#### [TASK DESCRIPTION]
Transcribe all of the material exactly, except for its pictures.

######

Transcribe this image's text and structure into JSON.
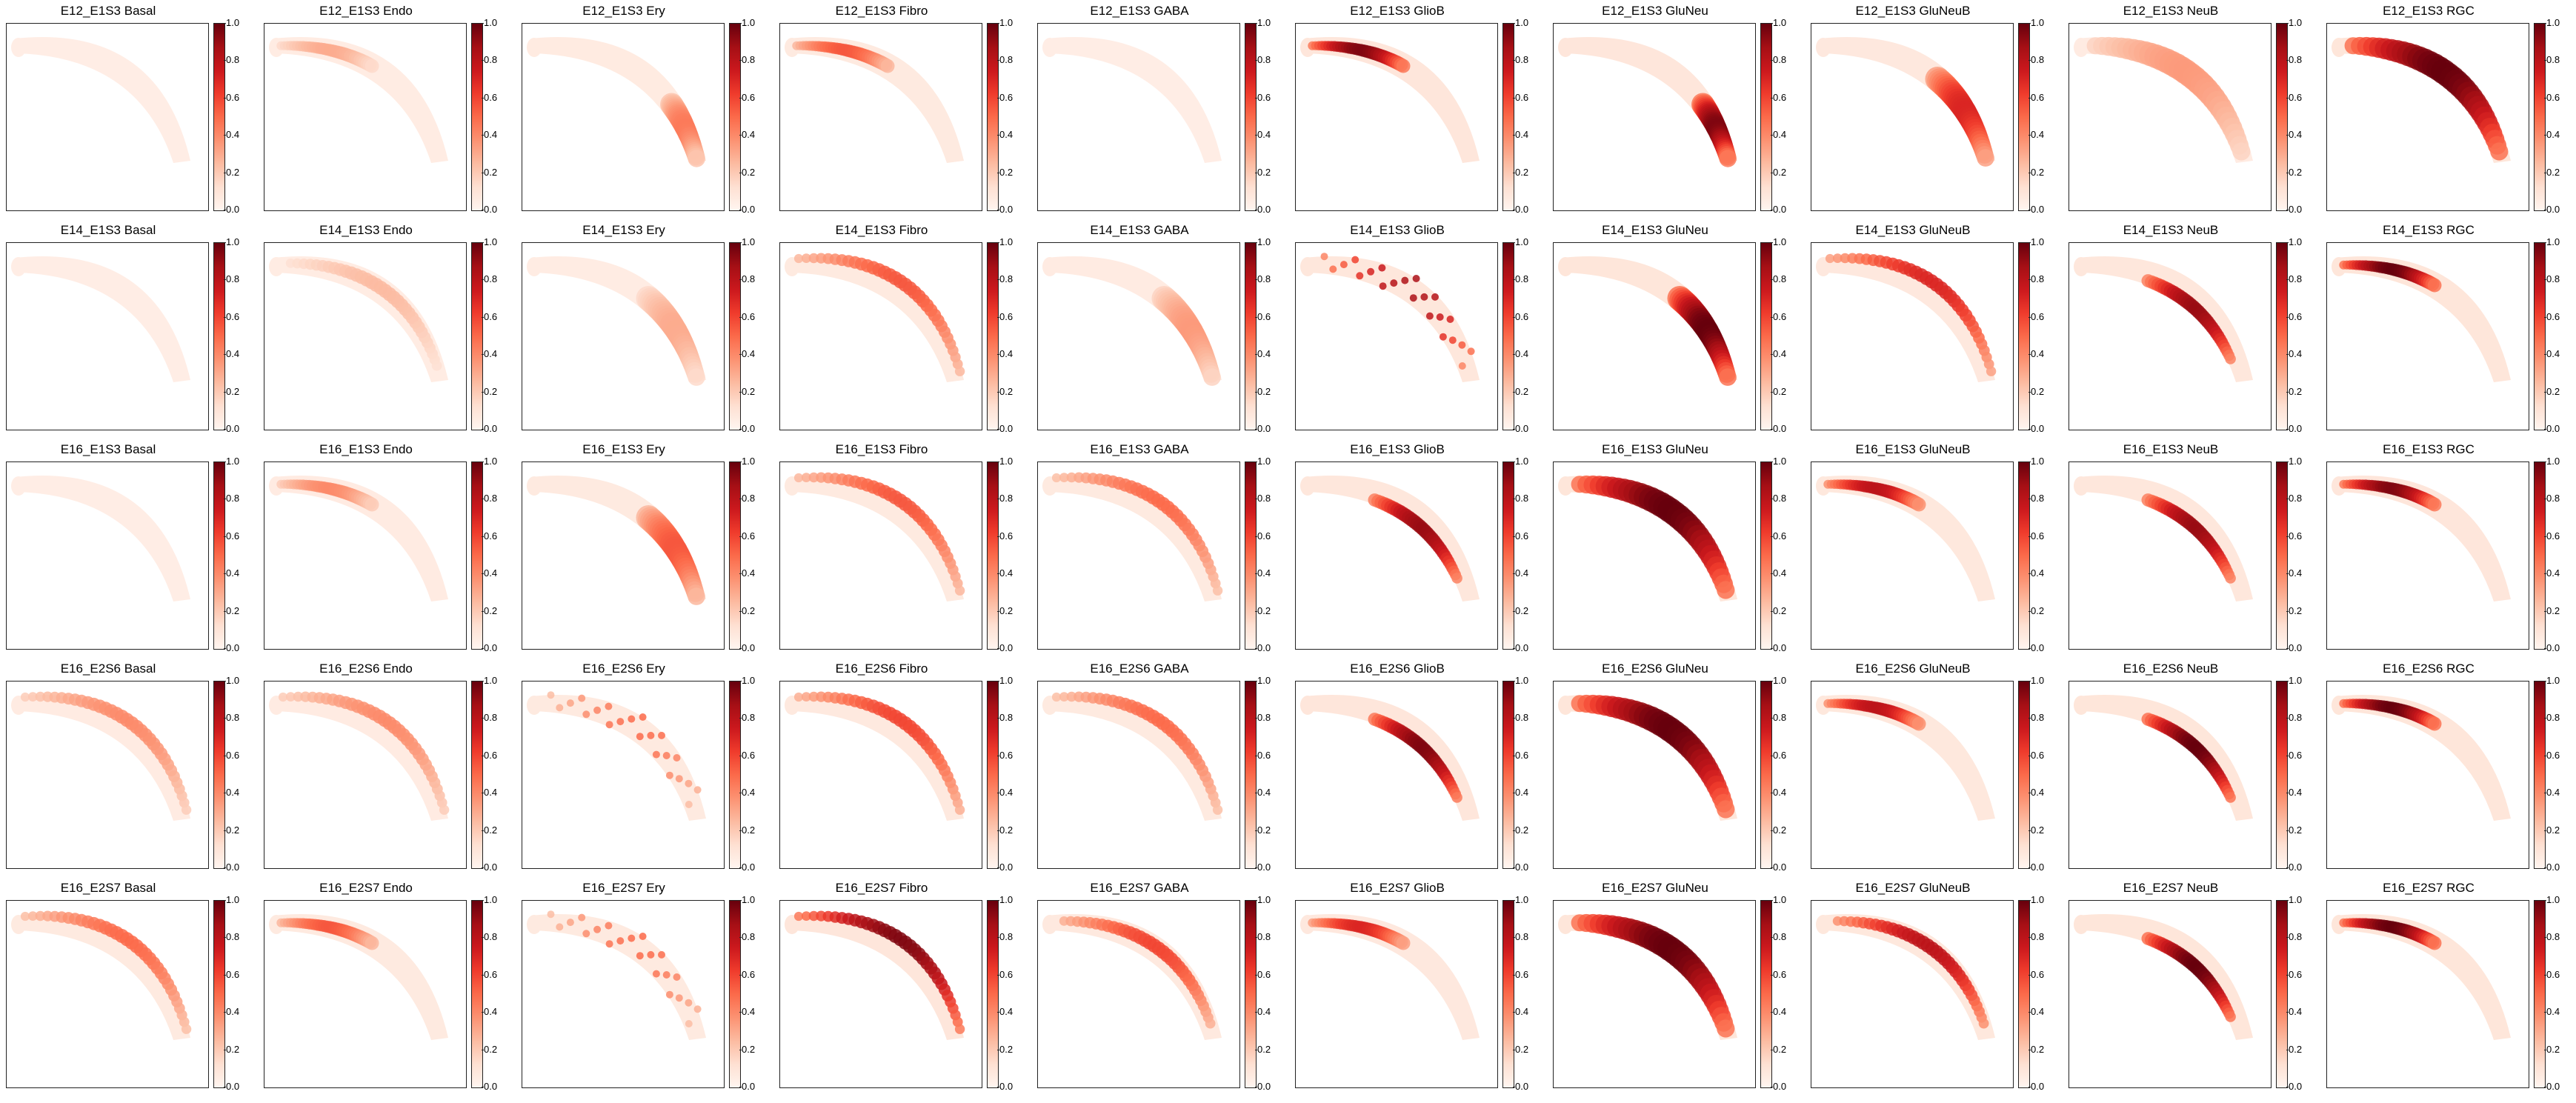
{
  "colorbar": {
    "ticks": [
      "0.0",
      "0.2",
      "0.4",
      "0.6",
      "0.8",
      "1.0"
    ],
    "colormap": "Reds",
    "range": [
      0,
      1
    ],
    "colors": [
      "#fff5f0",
      "#fee0d2",
      "#fcbba1",
      "#fc9272",
      "#fb6a4a",
      "#ef3b2c",
      "#cb181d",
      "#a50f15",
      "#67000d"
    ]
  },
  "chart_data": {
    "type": "heatmap",
    "layout": "5 rows x 10 columns of spatial maps, each with its own colorbar",
    "value_range": [
      0,
      1
    ],
    "rows": [
      "E12_E1S3",
      "E14_E1S3",
      "E16_E1S3",
      "E16_E2S6",
      "E16_E2S7"
    ],
    "columns": [
      "Basal",
      "Endo",
      "Ery",
      "Fibro",
      "GABA",
      "GlioB",
      "GluNeu",
      "GluNeuB",
      "NeuB",
      "RGC"
    ],
    "titles": [
      [
        "E12_E1S3 Basal",
        "E12_E1S3 Endo",
        "E12_E1S3 Ery",
        "E12_E1S3 Fibro",
        "E12_E1S3 GABA",
        "E12_E1S3 GlioB",
        "E12_E1S3 GluNeu",
        "E12_E1S3 GluNeuB",
        "E12_E1S3 NeuB",
        "E12_E1S3 RGC"
      ],
      [
        "E14_E1S3 Basal",
        "E14_E1S3 Endo",
        "E14_E1S3 Ery",
        "E14_E1S3 Fibro",
        "E14_E1S3 GABA",
        "E14_E1S3 GlioB",
        "E14_E1S3 GluNeu",
        "E14_E1S3 GluNeuB",
        "E14_E1S3 NeuB",
        "E14_E1S3 RGC"
      ],
      [
        "E16_E1S3 Basal",
        "E16_E1S3 Endo",
        "E16_E1S3 Ery",
        "E16_E1S3 Fibro",
        "E16_E1S3 GABA",
        "E16_E1S3 GlioB",
        "E16_E1S3 GluNeu",
        "E16_E1S3 GluNeuB",
        "E16_E1S3 NeuB",
        "E16_E1S3 RGC"
      ],
      [
        "E16_E2S6 Basal",
        "E16_E2S6 Endo",
        "E16_E2S6 Ery",
        "E16_E2S6 Fibro",
        "E16_E2S6 GABA",
        "E16_E2S6 GlioB",
        "E16_E2S6 GluNeu",
        "E16_E2S6 GluNeuB",
        "E16_E2S6 NeuB",
        "E16_E2S6 RGC"
      ],
      [
        "E16_E2S7 Basal",
        "E16_E2S7 Endo",
        "E16_E2S7 Ery",
        "E16_E2S7 Fibro",
        "E16_E2S7 GABA",
        "E16_E2S7 GlioB",
        "E16_E2S7 GluNeu",
        "E16_E2S7 GluNeuB",
        "E16_E2S7 NeuB",
        "E16_E2S7 RGC"
      ]
    ],
    "peak_intensity": [
      [
        0.1,
        0.3,
        0.45,
        0.55,
        0.12,
        0.95,
        0.95,
        0.7,
        0.35,
        1.0
      ],
      [
        0.1,
        0.25,
        0.3,
        0.55,
        0.35,
        0.85,
        1.0,
        0.7,
        0.9,
        1.0
      ],
      [
        0.12,
        0.4,
        0.55,
        0.55,
        0.5,
        0.9,
        1.0,
        0.8,
        0.9,
        0.95
      ],
      [
        0.4,
        0.4,
        0.5,
        0.6,
        0.5,
        0.95,
        1.0,
        0.8,
        1.0,
        1.0
      ],
      [
        0.5,
        0.55,
        0.5,
        0.95,
        0.6,
        0.7,
        1.0,
        0.8,
        1.0,
        1.0
      ]
    ],
    "hotspot_region": [
      [
        "none",
        "top",
        "bottom",
        "top",
        "none",
        "top",
        "bottom",
        "lower",
        "whole",
        "whole"
      ],
      [
        "none",
        "band",
        "lower",
        "outer",
        "lower",
        "spots",
        "lower",
        "outer",
        "inner",
        "top"
      ],
      [
        "none",
        "top",
        "lower",
        "outer",
        "outer",
        "inner",
        "whole",
        "top",
        "inner",
        "top"
      ],
      [
        "outer",
        "outer",
        "spots",
        "outer",
        "outer",
        "inner",
        "whole",
        "top",
        "inner",
        "top"
      ],
      [
        "outer",
        "top",
        "spots",
        "outer",
        "band",
        "top",
        "whole",
        "band",
        "inner",
        "top"
      ]
    ]
  }
}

######

#### [TASK OUTPUT]
Transcribe this image's text and structure into JSON.
{
  "colorbar": {
    "ticks": [
      "0.0",
      "0.2",
      "0.4",
      "0.6",
      "0.8",
      "1.0"
    ],
    "colormap": "Reds",
    "range": [
      0,
      1
    ],
    "colors": [
      "#fff5f0",
      "#fee0d2",
      "#fcbba1",
      "#fc9272",
      "#fb6a4a",
      "#ef3b2c",
      "#cb181d",
      "#a50f15",
      "#67000d"
    ]
  },
  "chart_data": {
    "type": "heatmap",
    "layout": "5 rows x 10 columns of spatial maps, each with its own colorbar",
    "value_range": [
      0,
      1
    ],
    "rows": [
      "E12_E1S3",
      "E14_E1S3",
      "E16_E1S3",
      "E16_E2S6",
      "E16_E2S7"
    ],
    "columns": [
      "Basal",
      "Endo",
      "Ery",
      "Fibro",
      "GABA",
      "GlioB",
      "GluNeu",
      "GluNeuB",
      "NeuB",
      "RGC"
    ],
    "titles": [
      [
        "E12_E1S3 Basal",
        "E12_E1S3 Endo",
        "E12_E1S3 Ery",
        "E12_E1S3 Fibro",
        "E12_E1S3 GABA",
        "E12_E1S3 GlioB",
        "E12_E1S3 GluNeu",
        "E12_E1S3 GluNeuB",
        "E12_E1S3 NeuB",
        "E12_E1S3 RGC"
      ],
      [
        "E14_E1S3 Basal",
        "E14_E1S3 Endo",
        "E14_E1S3 Ery",
        "E14_E1S3 Fibro",
        "E14_E1S3 GABA",
        "E14_E1S3 GlioB",
        "E14_E1S3 GluNeu",
        "E14_E1S3 GluNeuB",
        "E14_E1S3 NeuB",
        "E14_E1S3 RGC"
      ],
      [
        "E16_E1S3 Basal",
        "E16_E1S3 Endo",
        "E16_E1S3 Ery",
        "E16_E1S3 Fibro",
        "E16_E1S3 GABA",
        "E16_E1S3 GlioB",
        "E16_E1S3 GluNeu",
        "E16_E1S3 GluNeuB",
        "E16_E1S3 NeuB",
        "E16_E1S3 RGC"
      ],
      [
        "E16_E2S6 Basal",
        "E16_E2S6 Endo",
        "E16_E2S6 Ery",
        "E16_E2S6 Fibro",
        "E16_E2S6 GABA",
        "E16_E2S6 GlioB",
        "E16_E2S6 GluNeu",
        "E16_E2S6 GluNeuB",
        "E16_E2S6 NeuB",
        "E16_E2S6 RGC"
      ],
      [
        "E16_E2S7 Basal",
        "E16_E2S7 Endo",
        "E16_E2S7 Ery",
        "E16_E2S7 Fibro",
        "E16_E2S7 GABA",
        "E16_E2S7 GlioB",
        "E16_E2S7 GluNeu",
        "E16_E2S7 GluNeuB",
        "E16_E2S7 NeuB",
        "E16_E2S7 RGC"
      ]
    ],
    "peak_intensity": [
      [
        0.1,
        0.3,
        0.45,
        0.55,
        0.12,
        0.95,
        0.95,
        0.7,
        0.35,
        1.0
      ],
      [
        0.1,
        0.25,
        0.3,
        0.55,
        0.35,
        0.85,
        1.0,
        0.7,
        0.9,
        1.0
      ],
      [
        0.12,
        0.4,
        0.55,
        0.55,
        0.5,
        0.9,
        1.0,
        0.8,
        0.9,
        0.95
      ],
      [
        0.4,
        0.4,
        0.5,
        0.6,
        0.5,
        0.95,
        1.0,
        0.8,
        1.0,
        1.0
      ],
      [
        0.5,
        0.55,
        0.5,
        0.95,
        0.6,
        0.7,
        1.0,
        0.8,
        1.0,
        1.0
      ]
    ],
    "hotspot_region": [
      [
        "none",
        "top",
        "bottom",
        "top",
        "none",
        "top",
        "bottom",
        "lower",
        "whole",
        "whole"
      ],
      [
        "none",
        "band",
        "lower",
        "outer",
        "lower",
        "spots",
        "lower",
        "outer",
        "inner",
        "top"
      ],
      [
        "none",
        "top",
        "lower",
        "outer",
        "outer",
        "inner",
        "whole",
        "top",
        "inner",
        "top"
      ],
      [
        "outer",
        "outer",
        "spots",
        "outer",
        "outer",
        "inner",
        "whole",
        "top",
        "inner",
        "top"
      ],
      [
        "outer",
        "top",
        "spots",
        "outer",
        "band",
        "top",
        "whole",
        "band",
        "inner",
        "top"
      ]
    ]
  }
}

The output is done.